Start of PROVIDED TEXT

January 31, 2013

Who Unchained the Django of Business Computing Field?

The computing in business activities involves enterprise reporting (Reporting), business data integration and cleaning (Data Integration and ETL), OLAP (Online Analysis Process), ERP (Enterprise Resource Planning), CRM (Customer Relationship Management), SCM (Supply Chain Management), and DSS (Decision Support System). Unlike the scientific computing, business computing has its own characteristics:

Focus on the structural data in the business environment

Implement computing from business prospective by business specialist

 Capable to solve the complex and diverse business problems

Confront to the dynamic business demands rapidly

Both R and esProc are capable to meet the above-mentioned business computing demands. They have many in common, for example, both are optimized for the structural data. Both of them provide the all-aroundly complete interactive computation to handle the business problem. However, they differ in their respective features. R is characterized with the open-source and massive library functions; esProc features the intuitive style and its syntax is easy to learn and use. Judging from their features, we can say that R is more tailored for technical experts, while esProc is more business-specialist-oriented.

End of PROVIDED TEXT
Start of STORED DATA

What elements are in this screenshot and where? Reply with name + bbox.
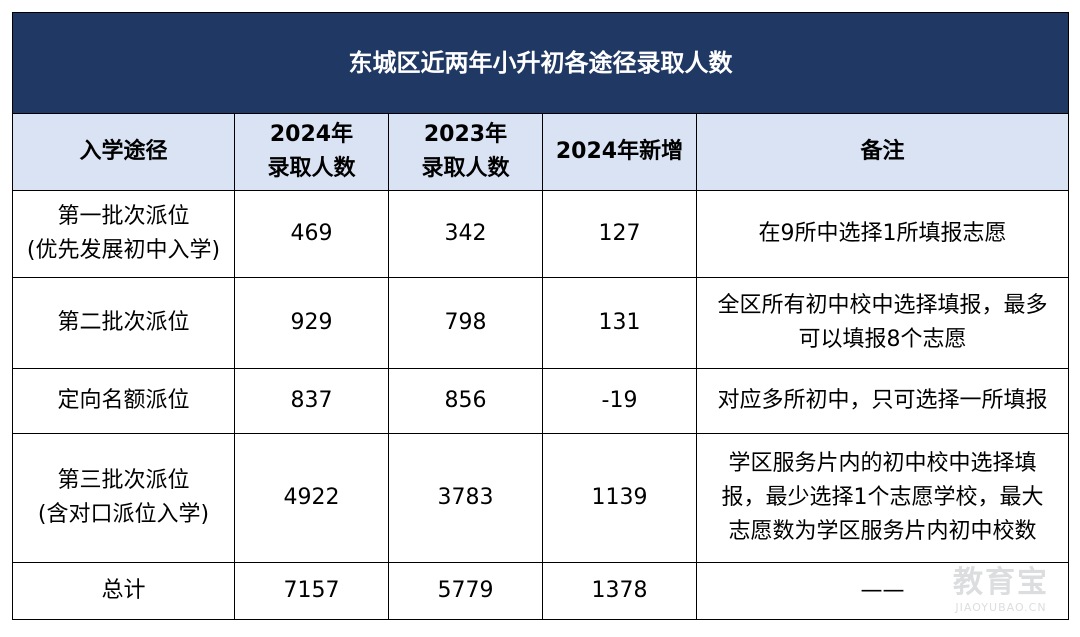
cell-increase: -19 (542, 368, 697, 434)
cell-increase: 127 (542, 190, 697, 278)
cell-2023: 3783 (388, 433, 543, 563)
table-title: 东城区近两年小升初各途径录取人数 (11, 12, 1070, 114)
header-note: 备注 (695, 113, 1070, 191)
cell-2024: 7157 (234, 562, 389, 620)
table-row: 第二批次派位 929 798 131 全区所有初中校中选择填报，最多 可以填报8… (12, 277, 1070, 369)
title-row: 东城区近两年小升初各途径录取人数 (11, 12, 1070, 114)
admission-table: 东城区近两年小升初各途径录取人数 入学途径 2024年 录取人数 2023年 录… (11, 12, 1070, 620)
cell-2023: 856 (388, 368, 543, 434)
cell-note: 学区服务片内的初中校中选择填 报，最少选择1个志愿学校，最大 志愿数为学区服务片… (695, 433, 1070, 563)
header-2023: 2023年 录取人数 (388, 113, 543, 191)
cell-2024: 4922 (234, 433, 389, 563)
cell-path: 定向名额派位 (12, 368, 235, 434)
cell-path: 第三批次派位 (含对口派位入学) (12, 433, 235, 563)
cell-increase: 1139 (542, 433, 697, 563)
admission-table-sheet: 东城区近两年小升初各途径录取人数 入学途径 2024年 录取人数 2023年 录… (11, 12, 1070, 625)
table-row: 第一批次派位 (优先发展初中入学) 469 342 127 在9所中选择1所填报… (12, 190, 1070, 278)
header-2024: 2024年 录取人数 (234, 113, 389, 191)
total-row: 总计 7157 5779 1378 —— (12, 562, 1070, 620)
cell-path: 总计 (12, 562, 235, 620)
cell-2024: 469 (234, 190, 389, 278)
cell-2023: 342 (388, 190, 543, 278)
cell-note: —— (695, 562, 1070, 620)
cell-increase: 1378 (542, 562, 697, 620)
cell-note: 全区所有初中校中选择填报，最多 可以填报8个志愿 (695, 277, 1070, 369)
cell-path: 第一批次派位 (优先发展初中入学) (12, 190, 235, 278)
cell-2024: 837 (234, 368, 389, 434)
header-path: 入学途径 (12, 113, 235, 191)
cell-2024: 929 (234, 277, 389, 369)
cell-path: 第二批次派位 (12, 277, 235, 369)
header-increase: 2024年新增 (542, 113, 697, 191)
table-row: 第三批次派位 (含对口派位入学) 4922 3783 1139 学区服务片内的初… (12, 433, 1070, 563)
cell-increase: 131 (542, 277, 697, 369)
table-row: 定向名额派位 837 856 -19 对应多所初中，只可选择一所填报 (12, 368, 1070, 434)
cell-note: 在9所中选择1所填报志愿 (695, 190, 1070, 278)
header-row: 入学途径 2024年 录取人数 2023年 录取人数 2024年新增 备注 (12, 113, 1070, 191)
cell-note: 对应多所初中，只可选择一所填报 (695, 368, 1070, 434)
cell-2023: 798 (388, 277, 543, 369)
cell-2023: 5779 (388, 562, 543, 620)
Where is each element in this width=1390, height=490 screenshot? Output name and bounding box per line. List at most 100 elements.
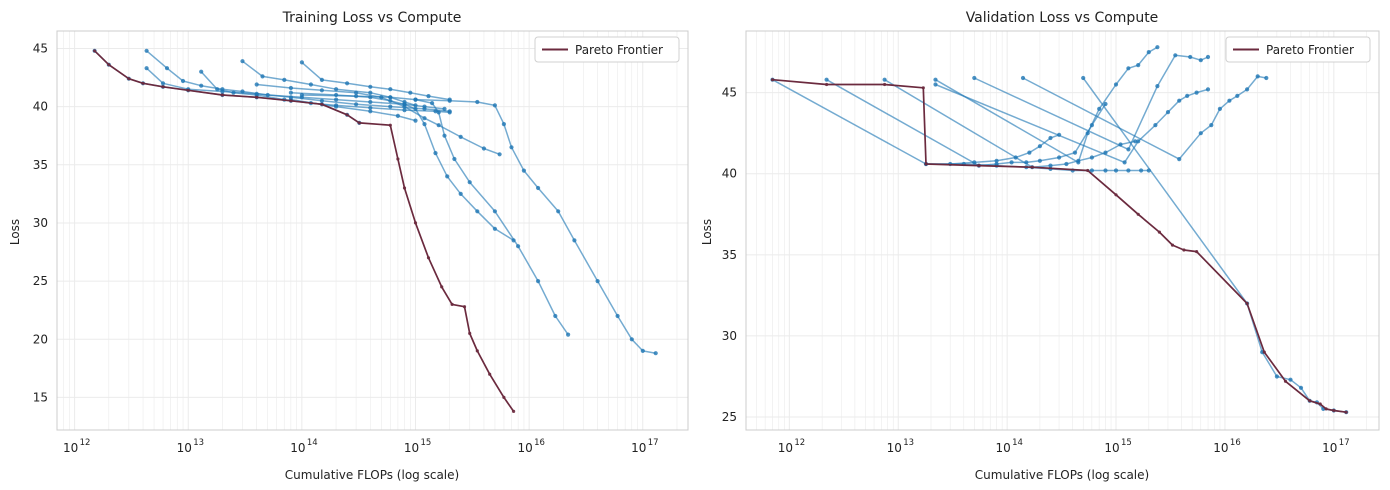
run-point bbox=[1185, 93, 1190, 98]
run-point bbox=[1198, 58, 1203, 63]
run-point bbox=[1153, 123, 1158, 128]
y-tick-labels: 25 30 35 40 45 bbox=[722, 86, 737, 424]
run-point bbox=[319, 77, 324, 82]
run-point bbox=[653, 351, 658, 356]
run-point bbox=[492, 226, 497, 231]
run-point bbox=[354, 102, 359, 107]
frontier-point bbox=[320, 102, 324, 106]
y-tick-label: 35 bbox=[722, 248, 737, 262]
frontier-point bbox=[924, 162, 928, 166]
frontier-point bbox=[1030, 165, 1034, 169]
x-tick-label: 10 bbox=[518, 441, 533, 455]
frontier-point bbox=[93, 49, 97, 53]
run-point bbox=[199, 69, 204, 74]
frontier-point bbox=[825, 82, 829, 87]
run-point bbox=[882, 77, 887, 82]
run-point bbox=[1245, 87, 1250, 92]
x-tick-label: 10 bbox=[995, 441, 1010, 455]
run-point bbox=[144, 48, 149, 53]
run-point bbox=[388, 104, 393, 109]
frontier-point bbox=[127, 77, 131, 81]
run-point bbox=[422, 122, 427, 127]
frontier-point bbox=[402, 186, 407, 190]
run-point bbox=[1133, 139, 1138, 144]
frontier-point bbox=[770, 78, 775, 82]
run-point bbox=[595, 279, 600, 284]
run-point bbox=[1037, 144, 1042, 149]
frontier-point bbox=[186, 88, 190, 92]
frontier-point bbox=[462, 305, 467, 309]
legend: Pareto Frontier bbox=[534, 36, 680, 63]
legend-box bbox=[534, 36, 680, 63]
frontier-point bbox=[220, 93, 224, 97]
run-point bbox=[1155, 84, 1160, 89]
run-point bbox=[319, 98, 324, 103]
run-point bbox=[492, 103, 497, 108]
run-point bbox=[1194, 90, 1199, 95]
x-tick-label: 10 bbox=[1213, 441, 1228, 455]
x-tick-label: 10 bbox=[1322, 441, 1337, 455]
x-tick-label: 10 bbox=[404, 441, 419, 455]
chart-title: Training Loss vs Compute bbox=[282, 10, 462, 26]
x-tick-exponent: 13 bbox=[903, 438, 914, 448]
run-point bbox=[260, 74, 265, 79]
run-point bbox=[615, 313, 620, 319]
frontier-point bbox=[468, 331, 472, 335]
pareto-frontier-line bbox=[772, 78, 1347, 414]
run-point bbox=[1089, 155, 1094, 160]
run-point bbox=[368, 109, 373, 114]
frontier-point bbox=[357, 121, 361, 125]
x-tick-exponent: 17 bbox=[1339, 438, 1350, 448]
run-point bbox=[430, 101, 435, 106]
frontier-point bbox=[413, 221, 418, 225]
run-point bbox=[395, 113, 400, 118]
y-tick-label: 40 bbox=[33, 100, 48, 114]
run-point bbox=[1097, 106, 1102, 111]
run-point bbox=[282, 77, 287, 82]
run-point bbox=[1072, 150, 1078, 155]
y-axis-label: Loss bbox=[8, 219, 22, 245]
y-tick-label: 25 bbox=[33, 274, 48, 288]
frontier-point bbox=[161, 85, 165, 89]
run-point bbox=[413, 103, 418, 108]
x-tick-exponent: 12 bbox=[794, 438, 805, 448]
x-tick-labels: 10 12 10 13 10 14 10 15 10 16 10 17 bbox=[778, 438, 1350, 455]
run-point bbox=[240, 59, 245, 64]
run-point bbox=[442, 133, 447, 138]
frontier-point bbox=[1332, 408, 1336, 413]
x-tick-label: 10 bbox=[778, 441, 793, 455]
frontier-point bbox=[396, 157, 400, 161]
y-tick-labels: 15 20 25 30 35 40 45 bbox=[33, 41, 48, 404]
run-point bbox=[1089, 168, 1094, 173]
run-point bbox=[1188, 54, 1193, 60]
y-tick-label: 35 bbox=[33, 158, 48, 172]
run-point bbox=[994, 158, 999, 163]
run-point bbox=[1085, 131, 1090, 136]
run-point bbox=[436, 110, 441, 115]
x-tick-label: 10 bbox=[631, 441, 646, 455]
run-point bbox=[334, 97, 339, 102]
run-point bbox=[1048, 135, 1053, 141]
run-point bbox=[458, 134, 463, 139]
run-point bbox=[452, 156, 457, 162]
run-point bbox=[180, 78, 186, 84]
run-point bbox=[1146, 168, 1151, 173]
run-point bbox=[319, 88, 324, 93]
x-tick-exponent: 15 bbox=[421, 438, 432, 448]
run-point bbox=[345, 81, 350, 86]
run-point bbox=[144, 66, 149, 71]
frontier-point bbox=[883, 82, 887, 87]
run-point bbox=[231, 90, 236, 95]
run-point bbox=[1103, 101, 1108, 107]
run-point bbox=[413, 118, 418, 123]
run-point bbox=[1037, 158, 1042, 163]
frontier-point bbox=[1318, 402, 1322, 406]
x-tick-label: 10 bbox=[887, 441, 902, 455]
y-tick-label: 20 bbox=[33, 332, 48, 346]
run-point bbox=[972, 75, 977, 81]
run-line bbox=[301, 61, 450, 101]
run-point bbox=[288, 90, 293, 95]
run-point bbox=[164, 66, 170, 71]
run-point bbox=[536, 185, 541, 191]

End of STORED DATA
Start of STORED DATA

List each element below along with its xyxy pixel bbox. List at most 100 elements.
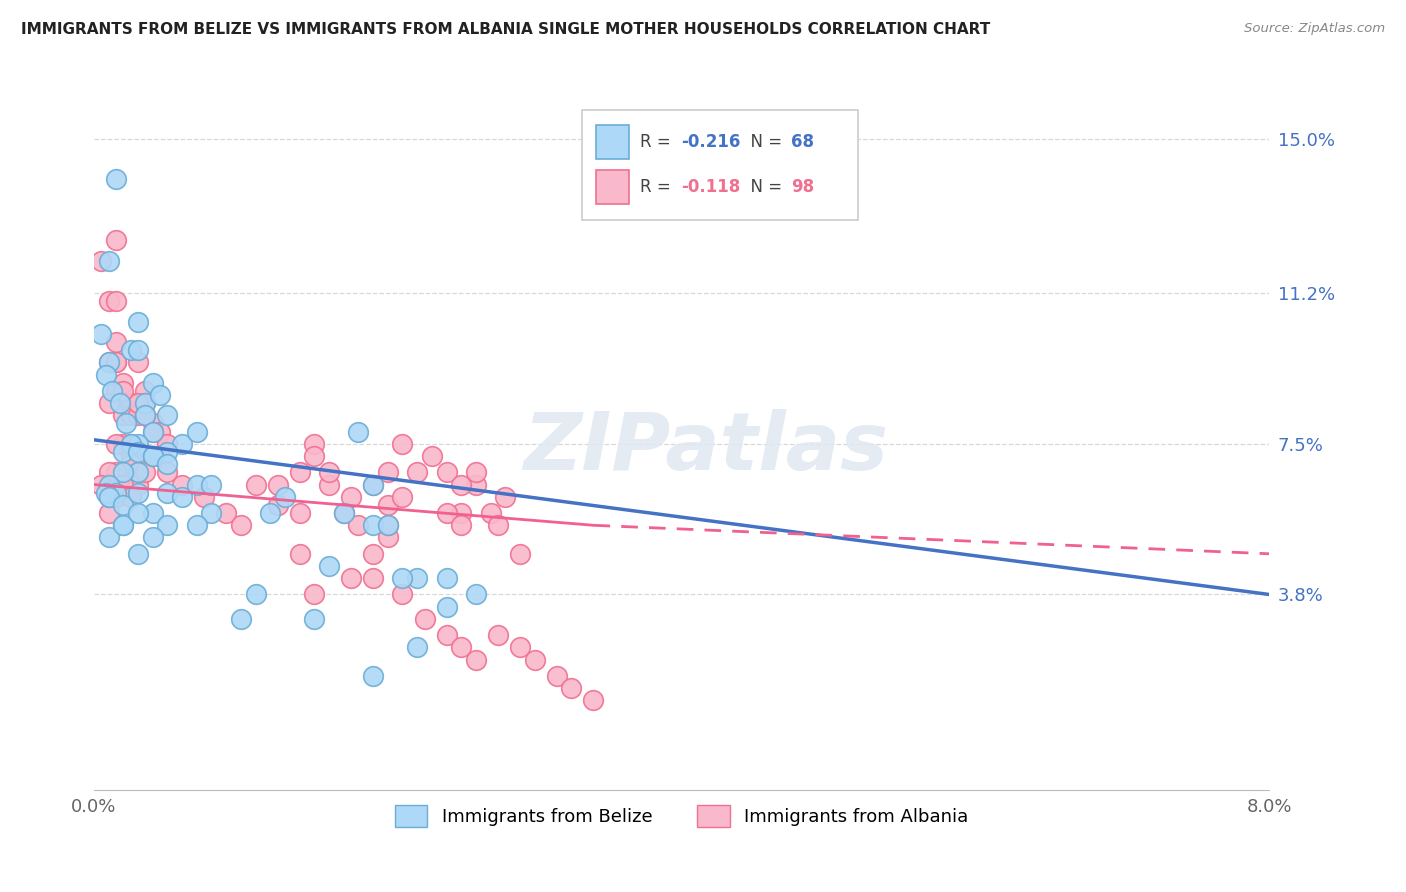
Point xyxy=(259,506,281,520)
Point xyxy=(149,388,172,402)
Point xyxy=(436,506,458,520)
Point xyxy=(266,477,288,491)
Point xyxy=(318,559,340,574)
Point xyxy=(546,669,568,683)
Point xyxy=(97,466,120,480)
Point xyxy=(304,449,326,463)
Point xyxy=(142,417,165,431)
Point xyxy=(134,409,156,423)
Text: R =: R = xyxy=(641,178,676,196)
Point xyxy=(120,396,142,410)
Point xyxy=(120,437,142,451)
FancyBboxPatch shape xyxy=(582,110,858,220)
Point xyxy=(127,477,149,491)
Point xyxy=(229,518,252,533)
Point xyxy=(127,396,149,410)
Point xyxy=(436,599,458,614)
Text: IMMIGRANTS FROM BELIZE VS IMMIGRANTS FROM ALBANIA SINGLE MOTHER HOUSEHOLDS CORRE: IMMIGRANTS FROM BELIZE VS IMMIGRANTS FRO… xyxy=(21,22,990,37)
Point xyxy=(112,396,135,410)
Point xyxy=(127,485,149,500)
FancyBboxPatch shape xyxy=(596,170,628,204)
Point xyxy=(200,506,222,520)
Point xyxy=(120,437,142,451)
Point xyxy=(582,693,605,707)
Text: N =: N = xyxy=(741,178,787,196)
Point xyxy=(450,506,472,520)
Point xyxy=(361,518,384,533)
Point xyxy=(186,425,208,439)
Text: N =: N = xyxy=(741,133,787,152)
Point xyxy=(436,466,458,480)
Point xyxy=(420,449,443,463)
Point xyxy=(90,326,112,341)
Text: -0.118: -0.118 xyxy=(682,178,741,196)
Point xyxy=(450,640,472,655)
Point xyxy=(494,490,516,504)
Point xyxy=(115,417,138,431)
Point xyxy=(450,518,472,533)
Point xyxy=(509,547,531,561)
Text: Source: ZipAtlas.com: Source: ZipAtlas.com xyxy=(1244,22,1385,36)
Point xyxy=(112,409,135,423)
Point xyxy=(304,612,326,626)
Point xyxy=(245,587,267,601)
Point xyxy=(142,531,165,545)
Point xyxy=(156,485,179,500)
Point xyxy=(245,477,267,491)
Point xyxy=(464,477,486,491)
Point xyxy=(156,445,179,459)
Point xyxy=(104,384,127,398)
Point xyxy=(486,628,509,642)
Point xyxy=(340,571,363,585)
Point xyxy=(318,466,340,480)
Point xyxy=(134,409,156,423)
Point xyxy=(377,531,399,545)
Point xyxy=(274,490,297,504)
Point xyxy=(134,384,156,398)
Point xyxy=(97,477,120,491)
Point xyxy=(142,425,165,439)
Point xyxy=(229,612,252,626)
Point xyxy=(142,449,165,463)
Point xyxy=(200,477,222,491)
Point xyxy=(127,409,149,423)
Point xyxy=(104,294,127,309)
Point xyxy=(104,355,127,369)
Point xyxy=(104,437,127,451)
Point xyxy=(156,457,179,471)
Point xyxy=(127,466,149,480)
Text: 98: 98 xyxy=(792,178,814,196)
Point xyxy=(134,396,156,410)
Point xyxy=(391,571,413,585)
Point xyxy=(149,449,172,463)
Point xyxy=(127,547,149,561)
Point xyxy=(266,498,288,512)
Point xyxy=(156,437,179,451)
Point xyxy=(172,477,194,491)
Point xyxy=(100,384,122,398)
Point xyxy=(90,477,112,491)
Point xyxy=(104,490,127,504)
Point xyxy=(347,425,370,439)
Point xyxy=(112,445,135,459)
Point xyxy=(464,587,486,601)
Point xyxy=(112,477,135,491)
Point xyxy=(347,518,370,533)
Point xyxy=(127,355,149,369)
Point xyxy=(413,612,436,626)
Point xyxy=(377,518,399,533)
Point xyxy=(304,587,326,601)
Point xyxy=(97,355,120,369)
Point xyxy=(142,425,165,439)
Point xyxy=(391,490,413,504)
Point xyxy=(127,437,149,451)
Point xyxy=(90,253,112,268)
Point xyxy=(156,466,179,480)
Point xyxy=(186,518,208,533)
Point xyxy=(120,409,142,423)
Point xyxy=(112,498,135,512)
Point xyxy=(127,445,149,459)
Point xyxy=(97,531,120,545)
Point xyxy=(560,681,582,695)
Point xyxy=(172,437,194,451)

End of STORED DATA
Start of STORED DATA

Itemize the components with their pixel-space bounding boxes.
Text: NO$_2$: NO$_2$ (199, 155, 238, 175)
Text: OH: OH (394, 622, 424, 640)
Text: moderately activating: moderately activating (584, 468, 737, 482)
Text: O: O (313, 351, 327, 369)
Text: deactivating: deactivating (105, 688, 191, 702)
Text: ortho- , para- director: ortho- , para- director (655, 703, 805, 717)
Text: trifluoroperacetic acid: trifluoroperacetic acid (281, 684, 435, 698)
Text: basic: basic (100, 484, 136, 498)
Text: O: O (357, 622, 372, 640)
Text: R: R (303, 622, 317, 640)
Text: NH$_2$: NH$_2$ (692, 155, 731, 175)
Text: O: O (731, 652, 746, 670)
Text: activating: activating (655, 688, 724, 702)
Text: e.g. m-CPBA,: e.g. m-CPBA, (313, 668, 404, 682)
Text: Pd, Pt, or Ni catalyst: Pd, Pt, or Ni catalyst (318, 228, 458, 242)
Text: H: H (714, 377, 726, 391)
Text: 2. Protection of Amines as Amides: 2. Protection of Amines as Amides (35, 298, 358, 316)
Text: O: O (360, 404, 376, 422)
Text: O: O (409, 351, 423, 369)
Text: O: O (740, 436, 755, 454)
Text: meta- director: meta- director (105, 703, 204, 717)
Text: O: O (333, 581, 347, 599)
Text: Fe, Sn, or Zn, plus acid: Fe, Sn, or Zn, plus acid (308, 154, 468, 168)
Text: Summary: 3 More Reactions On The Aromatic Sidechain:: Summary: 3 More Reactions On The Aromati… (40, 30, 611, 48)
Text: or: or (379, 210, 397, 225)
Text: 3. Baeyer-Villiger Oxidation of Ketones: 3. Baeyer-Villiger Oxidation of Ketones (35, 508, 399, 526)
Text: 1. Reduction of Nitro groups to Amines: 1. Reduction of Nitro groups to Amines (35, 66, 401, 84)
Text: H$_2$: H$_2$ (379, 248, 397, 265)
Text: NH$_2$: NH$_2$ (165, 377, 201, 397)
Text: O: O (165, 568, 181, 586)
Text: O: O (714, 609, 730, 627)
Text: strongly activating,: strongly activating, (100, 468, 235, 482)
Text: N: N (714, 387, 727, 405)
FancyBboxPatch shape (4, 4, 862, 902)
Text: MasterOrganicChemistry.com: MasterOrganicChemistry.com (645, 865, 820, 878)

End of STORED DATA

## EXERCISE PROMPT
Reproduce everything from "Confront to the" down to "is more business-specialist-oriented." in the business computing article above.

## SOLVED EXERCISE
Confront to the dynamic business demands rapidly

Both R and esProc are capable to meet the above-mentioned business computing demands. They have many in common, for example, both are optimized for the structural data. Both of them provide the all-aroundly complete interactive computation to handle the business problem. However, they differ in their respective features. R is characterized with the open-source and massive library functions; esProc features the intuitive style and its syntax is easy to learn and use. Judging from their features, we can say that R is more tailored for technical experts, while esProc is more business-specialist-oriented.